<<<<

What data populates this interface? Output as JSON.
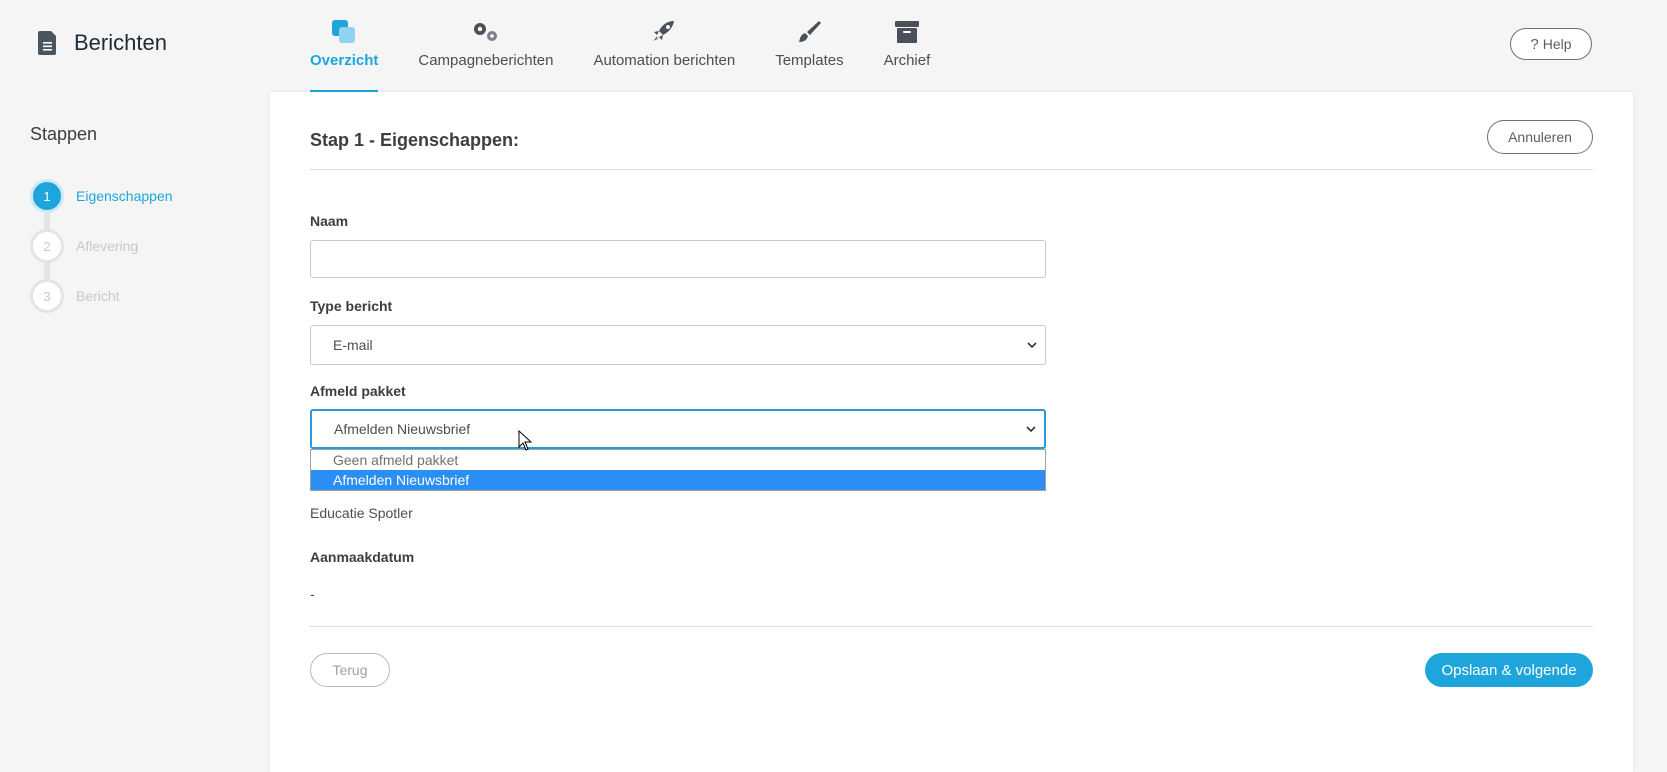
{
  "header": {
    "title": "Berichten",
    "nav": [
      {
        "label": "Overzicht",
        "icon": "overview-icon",
        "active": true
      },
      {
        "label": "Campagneberichten",
        "icon": "gears-icon",
        "active": false
      },
      {
        "label": "Automation berichten",
        "icon": "rocket-icon",
        "active": false
      },
      {
        "label": "Templates",
        "icon": "brush-icon",
        "active": false
      },
      {
        "label": "Archief",
        "icon": "archive-icon",
        "active": false
      }
    ],
    "help_label": "Help"
  },
  "sidebar": {
    "heading": "Stappen",
    "steps": [
      {
        "number": "1",
        "label": "Eigenschappen",
        "active": true
      },
      {
        "number": "2",
        "label": "Aflevering",
        "active": false
      },
      {
        "number": "3",
        "label": "Bericht",
        "active": false
      }
    ]
  },
  "form": {
    "title": "Stap 1 - Eigenschappen:",
    "cancel_label": "Annuleren",
    "name_label": "Naam",
    "name_value": "",
    "type_label": "Type bericht",
    "type_value": "E-mail",
    "unsubscribe_label": "Afmeld pakket",
    "unsubscribe_value": "Afmelden Nieuwsbrief",
    "unsubscribe_options": [
      "Geen afmeld pakket",
      "Afmelden Nieuwsbrief"
    ],
    "unsubscribe_selected_index": 1,
    "account_value": "Educatie Spotler",
    "created_label": "Aanmaakdatum",
    "created_value": "-",
    "back_label": "Terug",
    "save_label": "Opslaan & volgende"
  },
  "colors": {
    "accent": "#1ea6dc",
    "option_highlight": "#2a8ef4",
    "background": "#f5f5f5"
  }
}
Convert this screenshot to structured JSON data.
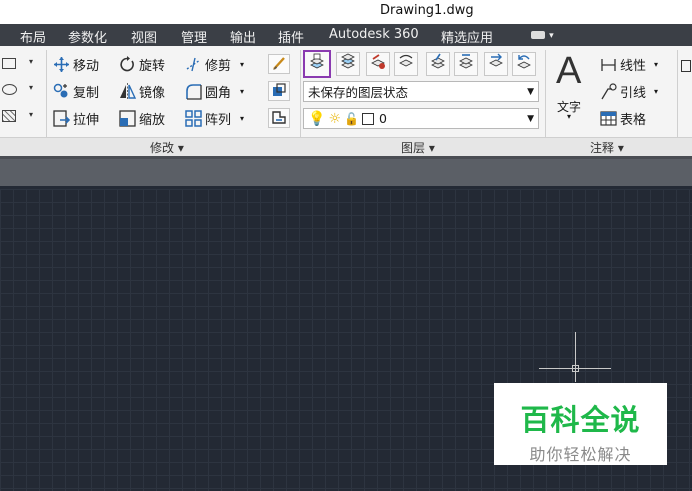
{
  "window": {
    "title": "Drawing1.dwg"
  },
  "menu_tabs": [
    "布局",
    "参数化",
    "视图",
    "管理",
    "输出",
    "插件",
    "Autodesk 360",
    "精选应用"
  ],
  "modify_panel": {
    "title": "修改 ▾",
    "tools": {
      "move": "移动",
      "rotate": "旋转",
      "trim": "修剪",
      "copy": "复制",
      "mirror": "镜像",
      "fillet": "圆角",
      "stretch": "拉伸",
      "scale": "缩放",
      "array": "阵列"
    }
  },
  "layers_panel": {
    "title": "图层 ▾",
    "layer_state": "未保存的图层状态",
    "current_layer": "0"
  },
  "annotation_panel": {
    "title": "注释 ▾",
    "text_label": "文字",
    "linear": "线性",
    "leader": "引线",
    "table": "表格"
  },
  "watermark": {
    "main": "百科全说",
    "sub": "助你轻松解决"
  },
  "colors": {
    "highlight": "#8a3ab0",
    "watermark_green": "#1fb84a"
  }
}
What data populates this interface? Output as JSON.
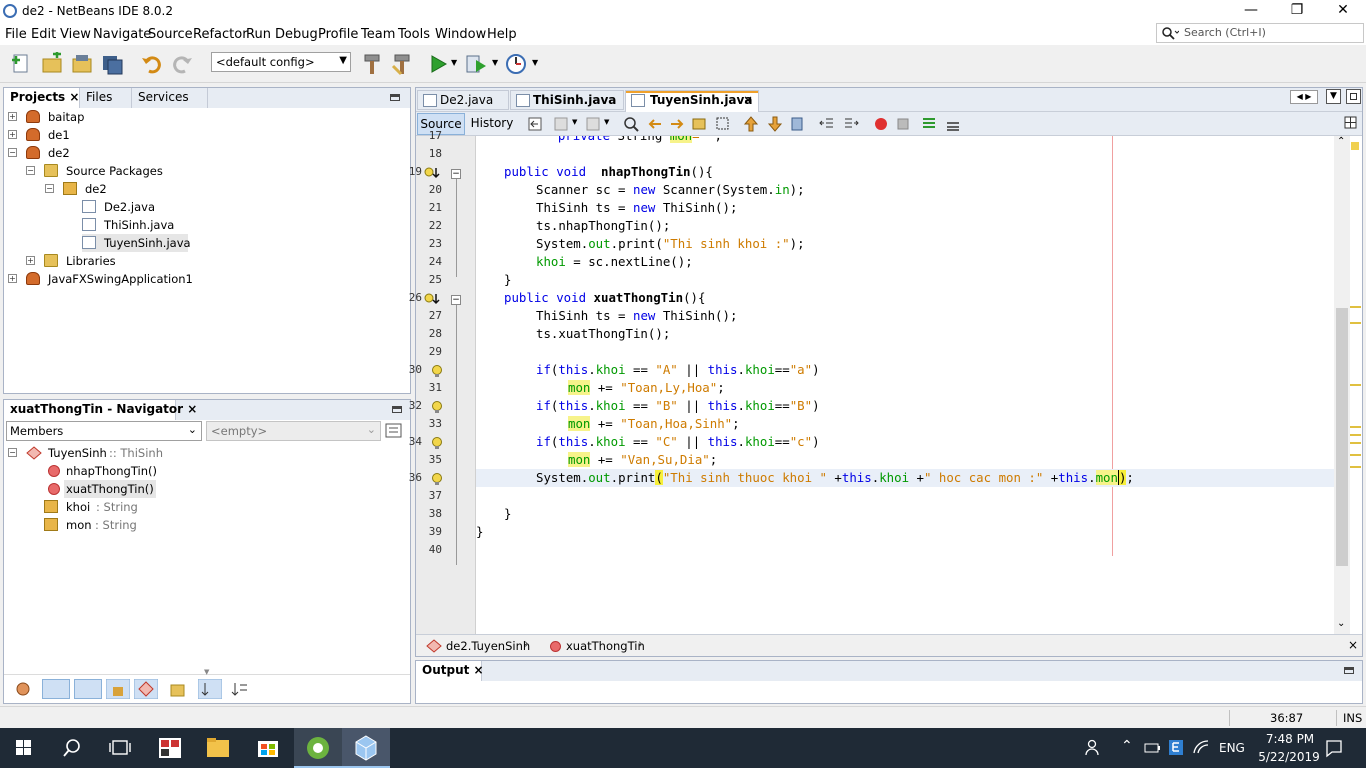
{
  "window": {
    "title": "de2 - NetBeans IDE 8.0.2",
    "min": "—",
    "max": "❐",
    "close": "✕"
  },
  "menu": [
    "File",
    "Edit",
    "View",
    "Navigate",
    "Source",
    "Refactor",
    "Run",
    "Debug",
    "Profile",
    "Team",
    "Tools",
    "Window",
    "Help"
  ],
  "search": {
    "placeholder": "Search (Ctrl+I)"
  },
  "toolbar": {
    "config": "<default config>"
  },
  "projects": {
    "tabs": [
      "Projects",
      "Files",
      "Services"
    ],
    "tree": [
      "baitap",
      "de1",
      "de2",
      "Source Packages",
      "de2",
      "De2.java",
      "ThiSinh.java",
      "TuyenSinh.java",
      "Libraries",
      "JavaFXSwingApplication1"
    ]
  },
  "navigator": {
    "title": "xuatThongTin - Navigator",
    "filter": "Members",
    "empty": "<empty>",
    "root": "TuyenSinh",
    "root_super": ":: ThiSinh",
    "members": [
      {
        "name": "nhapThongTin()",
        "type": ""
      },
      {
        "name": "xuatThongTin()",
        "type": ""
      },
      {
        "name": "khoi",
        "type": ": String"
      },
      {
        "name": "mon",
        "type": ": String"
      }
    ]
  },
  "editor": {
    "tabs": [
      "De2.java",
      "ThiSinh.java",
      "TuyenSinh.java"
    ],
    "source": "Source",
    "history": "History",
    "line_numbers": [
      "17",
      "18",
      "19",
      "20",
      "21",
      "22",
      "23",
      "24",
      "25",
      "26",
      "27",
      "28",
      "29",
      "30",
      "31",
      "32",
      "33",
      "34",
      "35",
      "36",
      "37",
      "38",
      "39",
      "40"
    ],
    "breadcrumb": [
      "de2.TuyenSinh",
      "xuatThongTin"
    ]
  },
  "output": {
    "title": "Output"
  },
  "status": {
    "position": "36:87",
    "mode": "INS"
  },
  "taskbar": {
    "lang": "ENG",
    "time": "7:48 PM",
    "date": "5/22/2019"
  },
  "colors": {
    "keyword": "#0000e6",
    "string": "#ce7b00",
    "field": "#009900",
    "accent": "#3c7fb1"
  }
}
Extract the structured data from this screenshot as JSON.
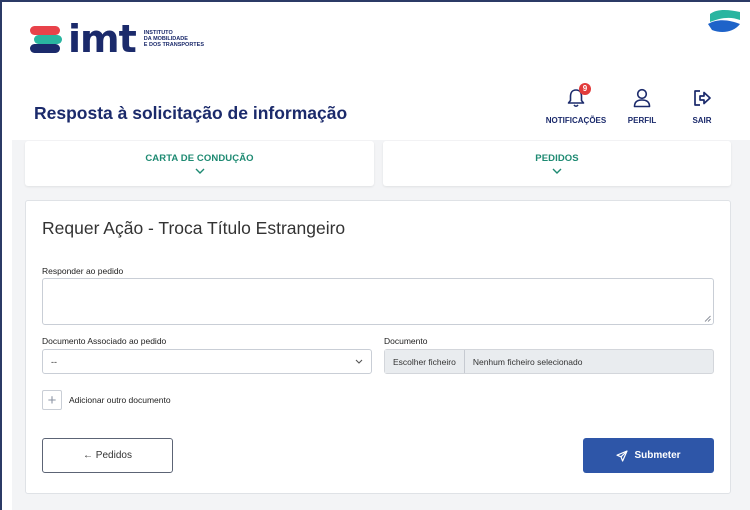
{
  "brand": {
    "logo_text": "imt",
    "subtitle": [
      "INSTITUTO",
      "DA MOBILIDADE",
      "E DOS TRANSPORTES"
    ],
    "colors": {
      "red": "#e8424a",
      "teal": "#2ab5a0",
      "navy": "#1b2a6b"
    }
  },
  "header": {
    "title": "Resposta à solicitação de informação",
    "actions": [
      {
        "label": "NOTIFICAÇÕES",
        "icon": "bell-icon",
        "badge": "9"
      },
      {
        "label": "PERFIL",
        "icon": "user-icon"
      },
      {
        "label": "SAIR",
        "icon": "logout-icon"
      }
    ]
  },
  "tabs": [
    {
      "label": "CARTA DE CONDUÇÃO",
      "icon": "chevron-down-icon"
    },
    {
      "label": "PEDIDOS",
      "icon": "chevron-down-icon"
    }
  ],
  "form": {
    "title": "Requer Ação - Troca Título Estrangeiro",
    "response_label": "Responder ao pedido",
    "response_value": "",
    "assoc_doc_label": "Documento Associado ao pedido",
    "assoc_doc_value": "--",
    "document_label": "Documento",
    "choose_file": "Escolher ficheiro",
    "no_file": "Nenhum ficheiro selecionado",
    "add_document": "Adicionar outro documento",
    "add_icon": "+"
  },
  "buttons": {
    "back": "← Pedidos",
    "submit": "Submeter",
    "submit_icon": "send-icon",
    "submit_color": "#2e56a8"
  }
}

>>>>

Exactly as written, return every line of the listing, but not the pictures.

What data populates this interface? Output as JSON.
{
  "header": {
    "title": "Berichten",
    "nav": [
      {
        "label": "Overzicht",
        "icon": "overview-icon",
        "active": true
      },
      {
        "label": "Campagneberichten",
        "icon": "gears-icon",
        "active": false
      },
      {
        "label": "Automation berichten",
        "icon": "rocket-icon",
        "active": false
      },
      {
        "label": "Templates",
        "icon": "brush-icon",
        "active": false
      },
      {
        "label": "Archief",
        "icon": "archive-icon",
        "active": false
      }
    ],
    "help_label": "Help"
  },
  "sidebar": {
    "heading": "Stappen",
    "steps": [
      {
        "number": "1",
        "label": "Eigenschappen",
        "active": true
      },
      {
        "number": "2",
        "label": "Aflevering",
        "active": false
      },
      {
        "number": "3",
        "label": "Bericht",
        "active": false
      }
    ]
  },
  "form": {
    "title": "Stap 1 - Eigenschappen:",
    "cancel_label": "Annuleren",
    "name_label": "Naam",
    "name_value": "",
    "type_label": "Type bericht",
    "type_value": "E-mail",
    "unsubscribe_label": "Afmeld pakket",
    "unsubscribe_value": "Afmelden Nieuwsbrief",
    "unsubscribe_options": [
      "Geen afmeld pakket",
      "Afmelden Nieuwsbrief"
    ],
    "unsubscribe_selected_index": 1,
    "account_value": "Educatie Spotler",
    "created_label": "Aanmaakdatum",
    "created_value": "-",
    "back_label": "Terug",
    "save_label": "Opslaan & volgende"
  },
  "colors": {
    "accent": "#1ea6dc",
    "option_highlight": "#2a8ef4",
    "background": "#f5f5f5"
  }
}
Convert this screenshot to structured JSON data.
{
  "window": {
    "title": "Drawing1.dwg"
  },
  "menu_tabs": [
    "布局",
    "参数化",
    "视图",
    "管理",
    "输出",
    "插件",
    "Autodesk 360",
    "精选应用"
  ],
  "modify_panel": {
    "title": "修改 ▾",
    "tools": {
      "move": "移动",
      "rotate": "旋转",
      "trim": "修剪",
      "copy": "复制",
      "mirror": "镜像",
      "fillet": "圆角",
      "stretch": "拉伸",
      "scale": "缩放",
      "array": "阵列"
    }
  },
  "layers_panel": {
    "title": "图层 ▾",
    "layer_state": "未保存的图层状态",
    "current_layer": "0"
  },
  "annotation_panel": {
    "title": "注释 ▾",
    "text_label": "文字",
    "linear": "线性",
    "leader": "引线",
    "table": "表格"
  },
  "watermark": {
    "main": "百科全说",
    "sub": "助你轻松解决"
  },
  "colors": {
    "highlight": "#8a3ab0",
    "watermark_green": "#1fb84a"
  }
}
What data populates this interface? Output as JSON.
{
  "window": {
    "title": "de2 - NetBeans IDE 8.0.2",
    "min": "—",
    "max": "❐",
    "close": "✕"
  },
  "menu": [
    "File",
    "Edit",
    "View",
    "Navigate",
    "Source",
    "Refactor",
    "Run",
    "Debug",
    "Profile",
    "Team",
    "Tools",
    "Window",
    "Help"
  ],
  "search": {
    "placeholder": "Search (Ctrl+I)"
  },
  "toolbar": {
    "config": "<default config>"
  },
  "projects": {
    "tabs": [
      "Projects",
      "Files",
      "Services"
    ],
    "tree": [
      "baitap",
      "de1",
      "de2",
      "Source Packages",
      "de2",
      "De2.java",
      "ThiSinh.java",
      "TuyenSinh.java",
      "Libraries",
      "JavaFXSwingApplication1"
    ]
  },
  "navigator": {
    "title": "xuatThongTin - Navigator",
    "filter": "Members",
    "empty": "<empty>",
    "root": "TuyenSinh",
    "root_super": ":: ThiSinh",
    "members": [
      {
        "name": "nhapThongTin()",
        "type": ""
      },
      {
        "name": "xuatThongTin()",
        "type": ""
      },
      {
        "name": "khoi",
        "type": ": String"
      },
      {
        "name": "mon",
        "type": ": String"
      }
    ]
  },
  "editor": {
    "tabs": [
      "De2.java",
      "ThiSinh.java",
      "TuyenSinh.java"
    ],
    "source": "Source",
    "history": "History",
    "line_numbers": [
      "17",
      "18",
      "19",
      "20",
      "21",
      "22",
      "23",
      "24",
      "25",
      "26",
      "27",
      "28",
      "29",
      "30",
      "31",
      "32",
      "33",
      "34",
      "35",
      "36",
      "37",
      "38",
      "39",
      "40"
    ],
    "breadcrumb": [
      "de2.TuyenSinh",
      "xuatThongTin"
    ]
  },
  "output": {
    "title": "Output"
  },
  "status": {
    "position": "36:87",
    "mode": "INS"
  },
  "taskbar": {
    "lang": "ENG",
    "time": "7:48 PM",
    "date": "5/22/2019"
  },
  "colors": {
    "keyword": "#0000e6",
    "string": "#ce7b00",
    "field": "#009900",
    "accent": "#3c7fb1"
  }
}
Extract the structured data from this screenshot as JSON.
{
  "brand": {
    "logo_text": "imt",
    "subtitle": [
      "INSTITUTO",
      "DA MOBILIDADE",
      "E DOS TRANSPORTES"
    ],
    "colors": {
      "red": "#e8424a",
      "teal": "#2ab5a0",
      "navy": "#1b2a6b"
    }
  },
  "header": {
    "title": "Resposta à solicitação de informação",
    "actions": [
      {
        "label": "NOTIFICAÇÕES",
        "icon": "bell-icon",
        "badge": "9"
      },
      {
        "label": "PERFIL",
        "icon": "user-icon"
      },
      {
        "label": "SAIR",
        "icon": "logout-icon"
      }
    ]
  },
  "tabs": [
    {
      "label": "CARTA DE CONDUÇÃO",
      "icon": "chevron-down-icon"
    },
    {
      "label": "PEDIDOS",
      "icon": "chevron-down-icon"
    }
  ],
  "form": {
    "title": "Requer Ação - Troca Título Estrangeiro",
    "response_label": "Responder ao pedido",
    "response_value": "",
    "assoc_doc_label": "Documento Associado ao pedido",
    "assoc_doc_value": "--",
    "document_label": "Documento",
    "choose_file": "Escolher ficheiro",
    "no_file": "Nenhum ficheiro selecionado",
    "add_document": "Adicionar outro documento",
    "add_icon": "+"
  },
  "buttons": {
    "back": "← Pedidos",
    "submit": "Submeter",
    "submit_icon": "send-icon",
    "submit_color": "#2e56a8"
  }
}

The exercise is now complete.